• GIVEN TASK:
Give the number of lines holding the string "document" and nothing more.

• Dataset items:
┄┄┄┄┄┄┄┄┄┄┄┄┄┄┄┄┄┄┄┄
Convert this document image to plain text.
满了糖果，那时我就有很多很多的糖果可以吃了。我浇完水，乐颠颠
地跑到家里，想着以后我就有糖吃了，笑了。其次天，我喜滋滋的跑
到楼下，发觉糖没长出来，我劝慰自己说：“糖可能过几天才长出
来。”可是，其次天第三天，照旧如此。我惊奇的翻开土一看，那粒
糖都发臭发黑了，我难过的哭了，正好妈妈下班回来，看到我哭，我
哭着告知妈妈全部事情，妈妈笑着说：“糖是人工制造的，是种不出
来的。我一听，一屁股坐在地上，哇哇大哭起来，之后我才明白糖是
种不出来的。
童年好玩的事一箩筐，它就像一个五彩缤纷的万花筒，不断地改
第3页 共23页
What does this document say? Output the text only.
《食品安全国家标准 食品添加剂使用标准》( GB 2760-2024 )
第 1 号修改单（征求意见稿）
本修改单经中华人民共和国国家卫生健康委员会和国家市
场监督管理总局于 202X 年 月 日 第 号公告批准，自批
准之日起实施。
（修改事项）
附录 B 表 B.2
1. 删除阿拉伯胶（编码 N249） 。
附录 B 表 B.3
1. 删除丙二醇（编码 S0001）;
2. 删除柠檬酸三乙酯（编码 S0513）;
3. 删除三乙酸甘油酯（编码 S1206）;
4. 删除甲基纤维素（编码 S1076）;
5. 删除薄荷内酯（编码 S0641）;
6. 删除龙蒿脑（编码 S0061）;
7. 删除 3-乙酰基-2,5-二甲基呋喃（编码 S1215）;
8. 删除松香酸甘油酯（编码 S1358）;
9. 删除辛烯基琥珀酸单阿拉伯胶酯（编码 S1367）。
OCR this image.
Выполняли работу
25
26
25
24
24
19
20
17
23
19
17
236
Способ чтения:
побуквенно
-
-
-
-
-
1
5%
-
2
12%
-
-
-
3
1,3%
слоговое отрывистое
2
┄┄┄┄┄┄┄┄┄┄┄┄┄┄┄┄┄┄┄┄
• ANSWER TO THIS PROBLEM:
2